- TASK REQUIREMENTS
Give an exact transcription of every line, dropping the images.

- MATERIAL FOR THIS TASK
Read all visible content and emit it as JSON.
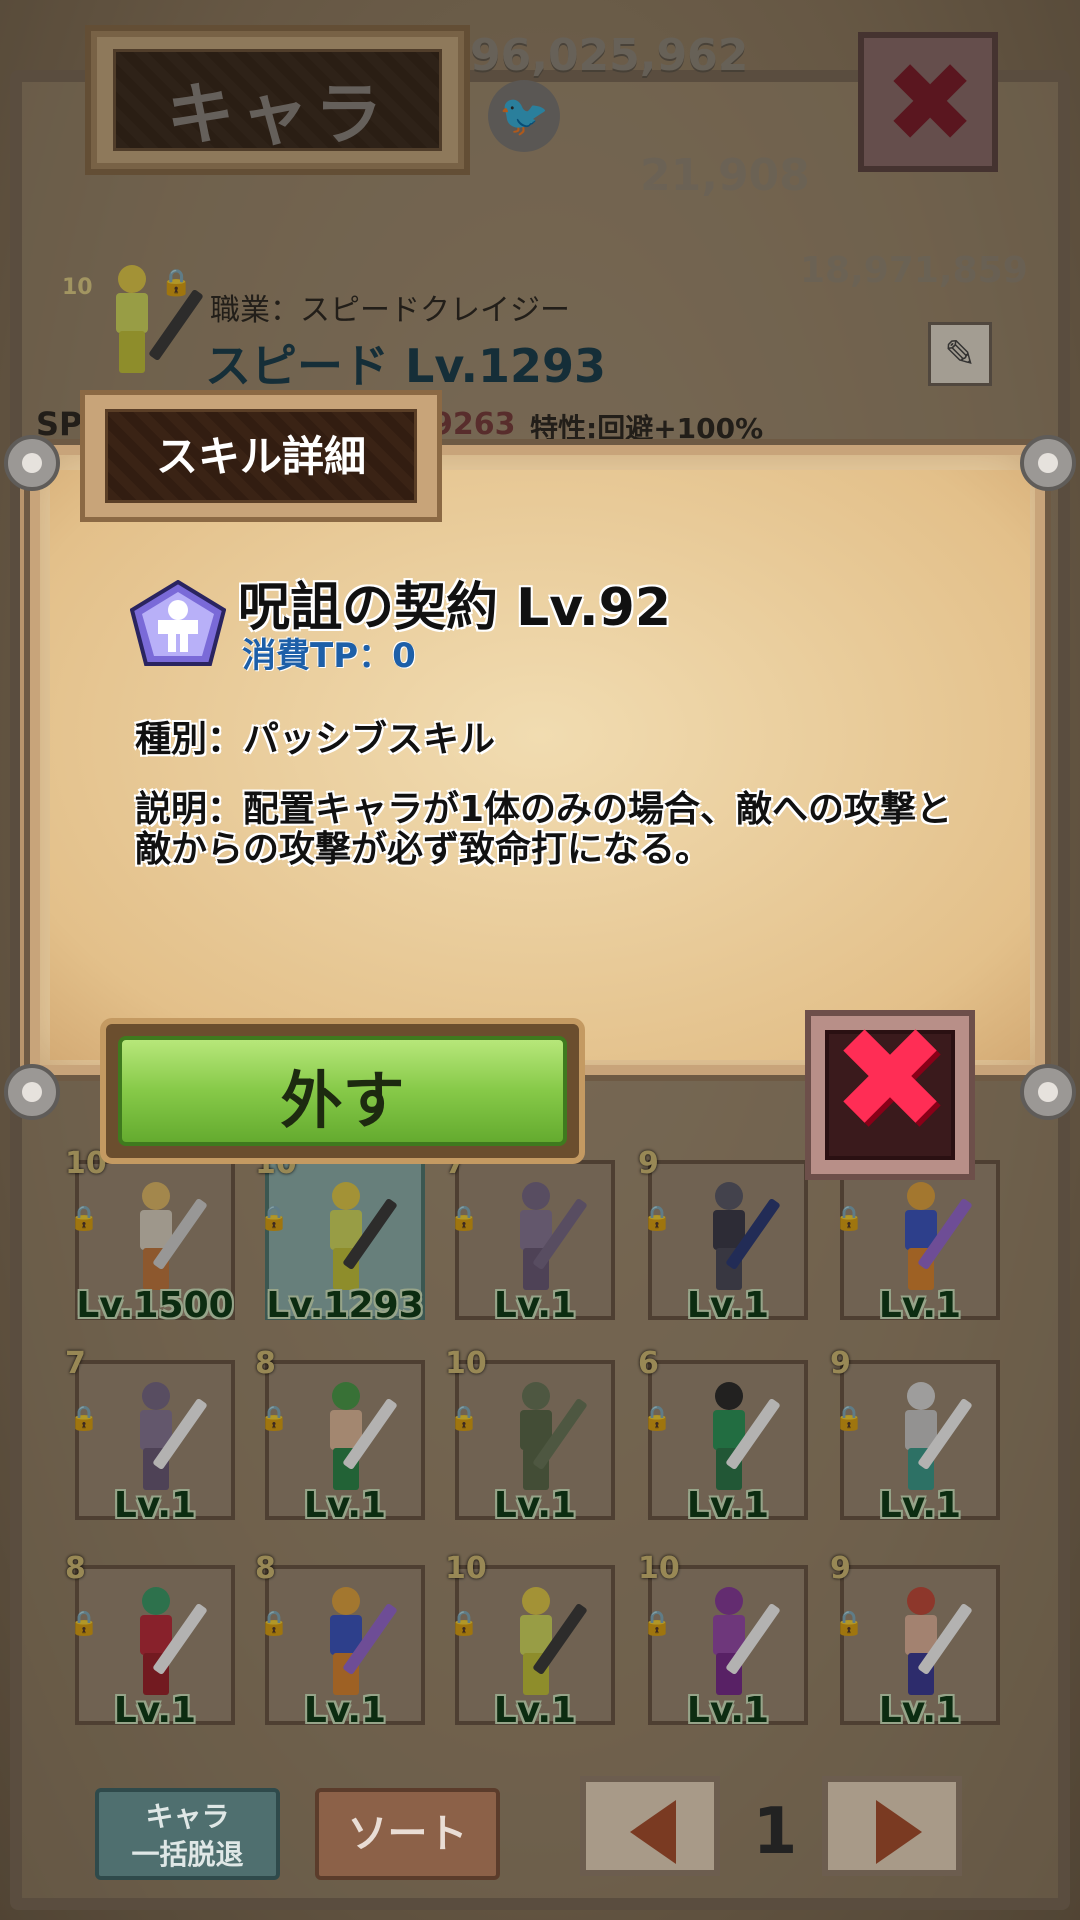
{
  "header": {
    "title": "キャラ",
    "money": "96,025,962",
    "bg_stat_1": "21,908",
    "bg_stat_2": "18,971,859"
  },
  "character": {
    "star": "10",
    "job": "職業：スピードクレイジー",
    "name": "スピード Lv.1293",
    "sp_label": "SP:",
    "sp_value": "9263",
    "trait": "特性:回避+100%"
  },
  "modal": {
    "tab_title": "スキル詳細",
    "skill_name": "呪詛の契約 Lv.92",
    "tp_cost": "消費TP：0",
    "skill_type": "種別：パッシブスキル",
    "description": "説明：配置キャラが1体のみの場合、敵への攻撃と敵からの攻撃が必ず致命打になる。",
    "remove_label": "外す"
  },
  "grid": [
    {
      "star": "10",
      "level": "Lv.1500",
      "head": "#e8c06a",
      "body": "#e0d8c8",
      "legs": "#c87b3e",
      "weapon": "#d8d8d8"
    },
    {
      "star": "10",
      "level": "Lv.1293",
      "head": "#e8d04a",
      "body": "#d8e060",
      "legs": "#c9c93a",
      "weapon": "#3a3a3a",
      "selected": true
    },
    {
      "star": "7",
      "level": "Lv.1",
      "head": "#7a6a8a",
      "body": "#8a7a9a",
      "legs": "#6a5a7a",
      "weapon": "#7a6a8a"
    },
    {
      "star": "9",
      "level": "Lv.1",
      "head": "#5a5a6a",
      "body": "#3a3a4a",
      "legs": "#4a4a5a",
      "weapon": "#2a3a7a"
    },
    {
      "star": "9",
      "level": "Lv.1",
      "head": "#e8a840",
      "body": "#3a56c8",
      "legs": "#e08830",
      "weapon": "#9a6ad8"
    },
    {
      "star": "7",
      "level": "Lv.1",
      "head": "#7a6a8a",
      "body": "#8a7a9a",
      "legs": "#6a5a7a",
      "weapon": "#ffffff"
    },
    {
      "star": "8",
      "level": "Lv.1",
      "head": "#4aa04a",
      "body": "#e8c0a0",
      "legs": "#2a8a4a",
      "weapon": "#ffffff"
    },
    {
      "star": "10",
      "level": "Lv.1",
      "head": "#6a7a5a",
      "body": "#5a6a4a",
      "legs": "#5a6a4a",
      "weapon": "#6a7a5a"
    },
    {
      "star": "6",
      "level": "Lv.1",
      "head": "#2a2a2a",
      "body": "#2a9a5a",
      "legs": "#2a7a4a",
      "weapon": "#ffffff"
    },
    {
      "star": "9",
      "level": "Lv.1",
      "head": "#e0e0e0",
      "body": "#d0d0d0",
      "legs": "#3aa090",
      "weapon": "#ffffff"
    },
    {
      "star": "8",
      "level": "Lv.1",
      "head": "#3aa06a",
      "body": "#c02a3a",
      "legs": "#a0202a",
      "weapon": "#ffffff"
    },
    {
      "star": "8",
      "level": "Lv.1",
      "head": "#e8a840",
      "body": "#3a56c8",
      "legs": "#e08830",
      "weapon": "#9a6ad8"
    },
    {
      "star": "10",
      "level": "Lv.1",
      "head": "#e8d04a",
      "body": "#d8e060",
      "legs": "#c9c93a",
      "weapon": "#3a3a3a"
    },
    {
      "star": "10",
      "level": "Lv.1",
      "head": "#8a3aa0",
      "body": "#9a4ab0",
      "legs": "#7a2a90",
      "weapon": "#ffffff"
    },
    {
      "star": "9",
      "level": "Lv.1",
      "head": "#c84a3a",
      "body": "#e8b8a0",
      "legs": "#3a3a9a",
      "weapon": "#ffffff"
    }
  ],
  "bottom": {
    "bulk_line1": "キャラ",
    "bulk_line2": "一括脱退",
    "sort_label": "ソート",
    "page": "1"
  },
  "colors": {
    "skill_tp": "#1d5fa8",
    "level_text": "#0a3a14",
    "close_x": "#ff2d55",
    "remove_button": "#86c948"
  }
}
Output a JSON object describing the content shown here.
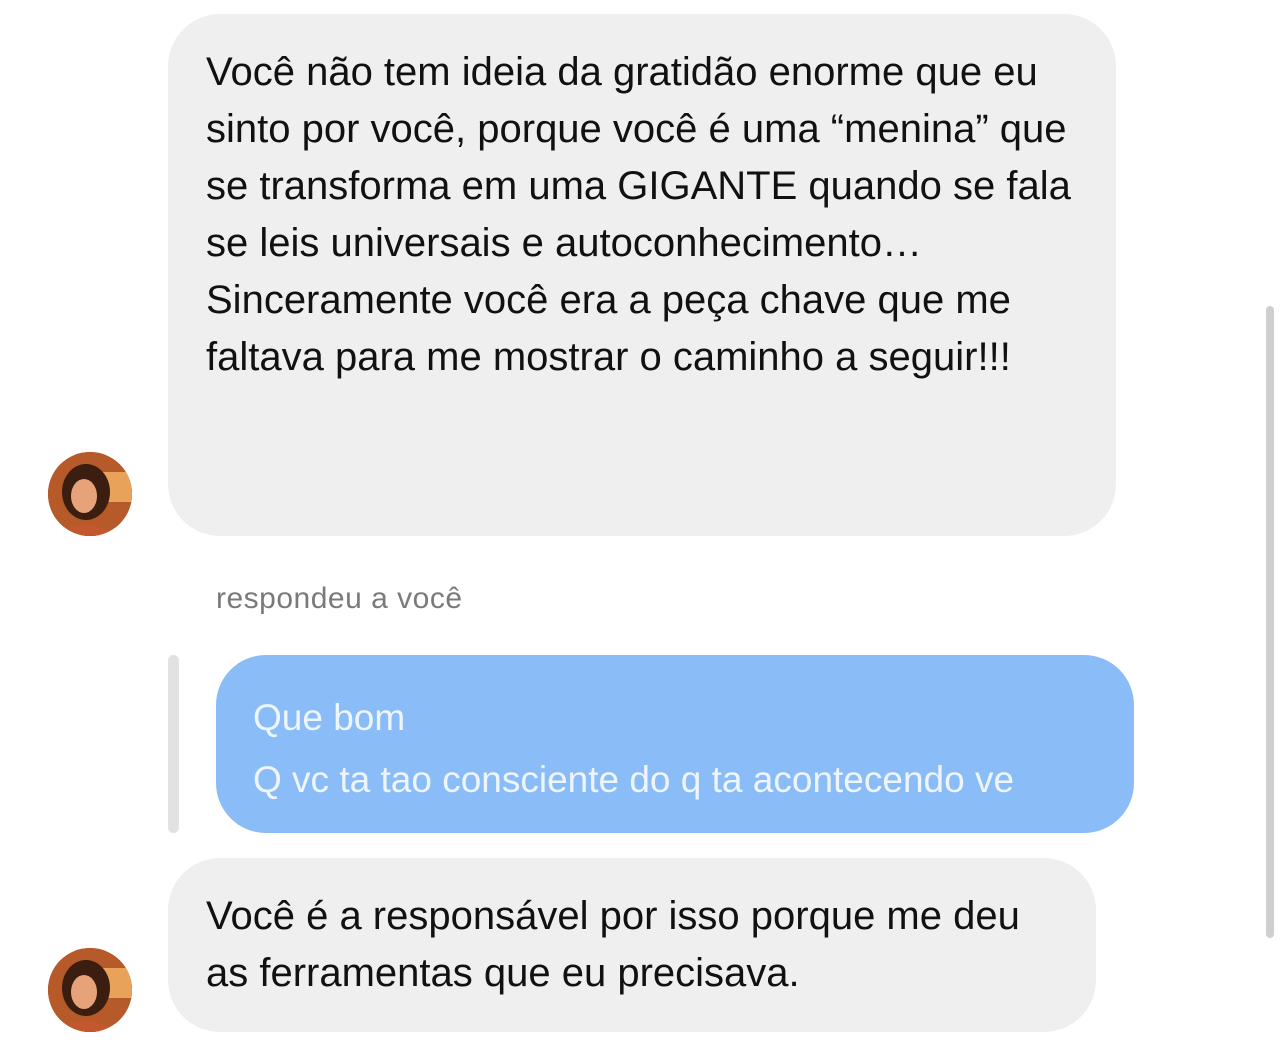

- WRITTEN ANSWER
Read all visible content and emit it as JSON.
{
  "header": {
    "title": "キャラ",
    "money": "96,025,962",
    "bg_stat_1": "21,908",
    "bg_stat_2": "18,971,859"
  },
  "character": {
    "star": "10",
    "job": "職業：スピードクレイジー",
    "name": "スピード Lv.1293",
    "sp_label": "SP:",
    "sp_value": "9263",
    "trait": "特性:回避+100%"
  },
  "modal": {
    "tab_title": "スキル詳細",
    "skill_name": "呪詛の契約 Lv.92",
    "tp_cost": "消費TP：0",
    "skill_type": "種別：パッシブスキル",
    "description": "説明：配置キャラが1体のみの場合、敵への攻撃と敵からの攻撃が必ず致命打になる。",
    "remove_label": "外す"
  },
  "grid": [
    {
      "star": "10",
      "level": "Lv.1500",
      "head": "#e8c06a",
      "body": "#e0d8c8",
      "legs": "#c87b3e",
      "weapon": "#d8d8d8"
    },
    {
      "star": "10",
      "level": "Lv.1293",
      "head": "#e8d04a",
      "body": "#d8e060",
      "legs": "#c9c93a",
      "weapon": "#3a3a3a",
      "selected": true
    },
    {
      "star": "7",
      "level": "Lv.1",
      "head": "#7a6a8a",
      "body": "#8a7a9a",
      "legs": "#6a5a7a",
      "weapon": "#7a6a8a"
    },
    {
      "star": "9",
      "level": "Lv.1",
      "head": "#5a5a6a",
      "body": "#3a3a4a",
      "legs": "#4a4a5a",
      "weapon": "#2a3a7a"
    },
    {
      "star": "9",
      "level": "Lv.1",
      "head": "#e8a840",
      "body": "#3a56c8",
      "legs": "#e08830",
      "weapon": "#9a6ad8"
    },
    {
      "star": "7",
      "level": "Lv.1",
      "head": "#7a6a8a",
      "body": "#8a7a9a",
      "legs": "#6a5a7a",
      "weapon": "#ffffff"
    },
    {
      "star": "8",
      "level": "Lv.1",
      "head": "#4aa04a",
      "body": "#e8c0a0",
      "legs": "#2a8a4a",
      "weapon": "#ffffff"
    },
    {
      "star": "10",
      "level": "Lv.1",
      "head": "#6a7a5a",
      "body": "#5a6a4a",
      "legs": "#5a6a4a",
      "weapon": "#6a7a5a"
    },
    {
      "star": "6",
      "level": "Lv.1",
      "head": "#2a2a2a",
      "body": "#2a9a5a",
      "legs": "#2a7a4a",
      "weapon": "#ffffff"
    },
    {
      "star": "9",
      "level": "Lv.1",
      "head": "#e0e0e0",
      "body": "#d0d0d0",
      "legs": "#3aa090",
      "weapon": "#ffffff"
    },
    {
      "star": "8",
      "level": "Lv.1",
      "head": "#3aa06a",
      "body": "#c02a3a",
      "legs": "#a0202a",
      "weapon": "#ffffff"
    },
    {
      "star": "8",
      "level": "Lv.1",
      "head": "#e8a840",
      "body": "#3a56c8",
      "legs": "#e08830",
      "weapon": "#9a6ad8"
    },
    {
      "star": "10",
      "level": "Lv.1",
      "head": "#e8d04a",
      "body": "#d8e060",
      "legs": "#c9c93a",
      "weapon": "#3a3a3a"
    },
    {
      "star": "10",
      "level": "Lv.1",
      "head": "#8a3aa0",
      "body": "#9a4ab0",
      "legs": "#7a2a90",
      "weapon": "#ffffff"
    },
    {
      "star": "9",
      "level": "Lv.1",
      "head": "#c84a3a",
      "body": "#e8b8a0",
      "legs": "#3a3a9a",
      "weapon": "#ffffff"
    }
  ],
  "bottom": {
    "bulk_line1": "キャラ",
    "bulk_line2": "一括脱退",
    "sort_label": "ソート",
    "page": "1"
  },
  "colors": {
    "skill_tp": "#1d5fa8",
    "level_text": "#0a3a14",
    "close_x": "#ff2d55",
    "remove_button": "#86c948"
  }
}
Output a JSON object describing the content shown here.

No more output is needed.